— START Provided data —
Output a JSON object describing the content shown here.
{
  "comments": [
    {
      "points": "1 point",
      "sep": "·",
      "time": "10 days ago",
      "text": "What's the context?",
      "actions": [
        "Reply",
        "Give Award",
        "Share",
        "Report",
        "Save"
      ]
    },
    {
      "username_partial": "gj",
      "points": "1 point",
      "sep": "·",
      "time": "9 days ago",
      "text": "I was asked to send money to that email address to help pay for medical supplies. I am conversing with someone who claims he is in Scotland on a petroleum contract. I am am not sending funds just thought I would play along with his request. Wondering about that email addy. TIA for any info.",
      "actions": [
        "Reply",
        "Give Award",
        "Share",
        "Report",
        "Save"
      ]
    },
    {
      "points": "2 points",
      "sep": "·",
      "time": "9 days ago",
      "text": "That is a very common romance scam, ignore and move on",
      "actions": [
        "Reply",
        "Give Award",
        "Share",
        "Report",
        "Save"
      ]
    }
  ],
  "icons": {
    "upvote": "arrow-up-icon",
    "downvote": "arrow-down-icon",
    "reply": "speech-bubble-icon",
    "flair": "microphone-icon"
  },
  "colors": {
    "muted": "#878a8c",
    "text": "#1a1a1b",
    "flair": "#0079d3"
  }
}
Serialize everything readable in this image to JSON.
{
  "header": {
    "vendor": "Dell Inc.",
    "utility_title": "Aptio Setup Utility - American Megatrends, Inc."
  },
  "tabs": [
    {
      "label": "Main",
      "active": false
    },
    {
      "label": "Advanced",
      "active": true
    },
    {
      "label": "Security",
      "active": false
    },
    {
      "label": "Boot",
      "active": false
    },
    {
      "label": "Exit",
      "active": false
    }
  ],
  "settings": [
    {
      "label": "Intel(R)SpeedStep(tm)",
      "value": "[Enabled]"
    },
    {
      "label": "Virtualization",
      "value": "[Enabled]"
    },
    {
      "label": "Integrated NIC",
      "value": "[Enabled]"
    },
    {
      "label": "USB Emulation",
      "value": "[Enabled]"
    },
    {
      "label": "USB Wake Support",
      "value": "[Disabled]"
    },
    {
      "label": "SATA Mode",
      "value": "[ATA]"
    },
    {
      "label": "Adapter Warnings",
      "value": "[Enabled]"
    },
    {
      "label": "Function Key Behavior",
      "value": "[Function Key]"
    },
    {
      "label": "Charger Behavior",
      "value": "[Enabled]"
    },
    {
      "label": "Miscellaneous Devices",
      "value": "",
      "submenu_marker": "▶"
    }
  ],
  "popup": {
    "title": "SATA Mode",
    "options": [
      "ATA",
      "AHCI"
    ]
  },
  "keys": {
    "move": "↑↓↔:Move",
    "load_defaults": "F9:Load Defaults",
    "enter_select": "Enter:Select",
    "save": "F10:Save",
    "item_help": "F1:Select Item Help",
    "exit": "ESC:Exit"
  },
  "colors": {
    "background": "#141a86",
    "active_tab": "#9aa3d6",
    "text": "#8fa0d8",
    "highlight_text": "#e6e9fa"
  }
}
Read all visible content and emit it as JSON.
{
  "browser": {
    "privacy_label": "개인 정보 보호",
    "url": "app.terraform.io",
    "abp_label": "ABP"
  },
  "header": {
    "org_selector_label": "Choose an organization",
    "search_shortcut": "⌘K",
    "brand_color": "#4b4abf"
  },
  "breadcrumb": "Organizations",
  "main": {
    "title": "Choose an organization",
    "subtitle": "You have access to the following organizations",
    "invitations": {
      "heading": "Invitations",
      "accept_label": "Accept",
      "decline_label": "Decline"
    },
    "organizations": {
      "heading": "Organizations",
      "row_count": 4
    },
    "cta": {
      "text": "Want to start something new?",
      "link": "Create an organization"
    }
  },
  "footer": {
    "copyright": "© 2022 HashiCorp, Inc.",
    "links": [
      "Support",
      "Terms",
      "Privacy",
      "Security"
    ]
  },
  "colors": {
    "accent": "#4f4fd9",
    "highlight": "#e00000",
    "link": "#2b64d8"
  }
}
— END Provided data —
Set all of the records down again, exactly as they stand.

Output a JSON object describing the content shown here.
{
  "comments": [
    {
      "points": "1 point",
      "sep": "·",
      "time": "10 days ago",
      "text": "What's the context?",
      "actions": [
        "Reply",
        "Give Award",
        "Share",
        "Report",
        "Save"
      ]
    },
    {
      "username_partial": "gj",
      "points": "1 point",
      "sep": "·",
      "time": "9 days ago",
      "text": "I was asked to send money to that email address to help pay for medical supplies. I am conversing with someone who claims he is in Scotland on a petroleum contract. I am am not sending funds just thought I would play along with his request. Wondering about that email addy. TIA for any info.",
      "actions": [
        "Reply",
        "Give Award",
        "Share",
        "Report",
        "Save"
      ]
    },
    {
      "points": "2 points",
      "sep": "·",
      "time": "9 days ago",
      "text": "That is a very common romance scam, ignore and move on",
      "actions": [
        "Reply",
        "Give Award",
        "Share",
        "Report",
        "Save"
      ]
    }
  ],
  "icons": {
    "upvote": "arrow-up-icon",
    "downvote": "arrow-down-icon",
    "reply": "speech-bubble-icon",
    "flair": "microphone-icon"
  },
  "colors": {
    "muted": "#878a8c",
    "text": "#1a1a1b",
    "flair": "#0079d3"
  }
}
Serialize everything readable in this image to JSON.
{
  "header": {
    "vendor": "Dell Inc.",
    "utility_title": "Aptio Setup Utility - American Megatrends, Inc."
  },
  "tabs": [
    {
      "label": "Main",
      "active": false
    },
    {
      "label": "Advanced",
      "active": true
    },
    {
      "label": "Security",
      "active": false
    },
    {
      "label": "Boot",
      "active": false
    },
    {
      "label": "Exit",
      "active": false
    }
  ],
  "settings": [
    {
      "label": "Intel(R)SpeedStep(tm)",
      "value": "[Enabled]"
    },
    {
      "label": "Virtualization",
      "value": "[Enabled]"
    },
    {
      "label": "Integrated NIC",
      "value": "[Enabled]"
    },
    {
      "label": "USB Emulation",
      "value": "[Enabled]"
    },
    {
      "label": "USB Wake Support",
      "value": "[Disabled]"
    },
    {
      "label": "SATA Mode",
      "value": "[ATA]"
    },
    {
      "label": "Adapter Warnings",
      "value": "[Enabled]"
    },
    {
      "label": "Function Key Behavior",
      "value": "[Function Key]"
    },
    {
      "label": "Charger Behavior",
      "value": "[Enabled]"
    },
    {
      "label": "Miscellaneous Devices",
      "value": "",
      "submenu_marker": "▶"
    }
  ],
  "popup": {
    "title": "SATA Mode",
    "options": [
      "ATA",
      "AHCI"
    ]
  },
  "keys": {
    "move": "↑↓↔:Move",
    "load_defaults": "F9:Load Defaults",
    "enter_select": "Enter:Select",
    "save": "F10:Save",
    "item_help": "F1:Select Item Help",
    "exit": "ESC:Exit"
  },
  "colors": {
    "background": "#141a86",
    "active_tab": "#9aa3d6",
    "text": "#8fa0d8",
    "highlight_text": "#e6e9fa"
  }
}
Read all visible content and emit it as JSON.
{
  "browser": {
    "privacy_label": "개인 정보 보호",
    "url": "app.terraform.io",
    "abp_label": "ABP"
  },
  "header": {
    "org_selector_label": "Choose an organization",
    "search_shortcut": "⌘K",
    "brand_color": "#4b4abf"
  },
  "breadcrumb": "Organizations",
  "main": {
    "title": "Choose an organization",
    "subtitle": "You have access to the following organizations",
    "invitations": {
      "heading": "Invitations",
      "accept_label": "Accept",
      "decline_label": "Decline"
    },
    "organizations": {
      "heading": "Organizations",
      "row_count": 4
    },
    "cta": {
      "text": "Want to start something new?",
      "link": "Create an organization"
    }
  },
  "footer": {
    "copyright": "© 2022 HashiCorp, Inc.",
    "links": [
      "Support",
      "Terms",
      "Privacy",
      "Security"
    ]
  },
  "colors": {
    "accent": "#4f4fd9",
    "highlight": "#e00000",
    "link": "#2b64d8"
  }
}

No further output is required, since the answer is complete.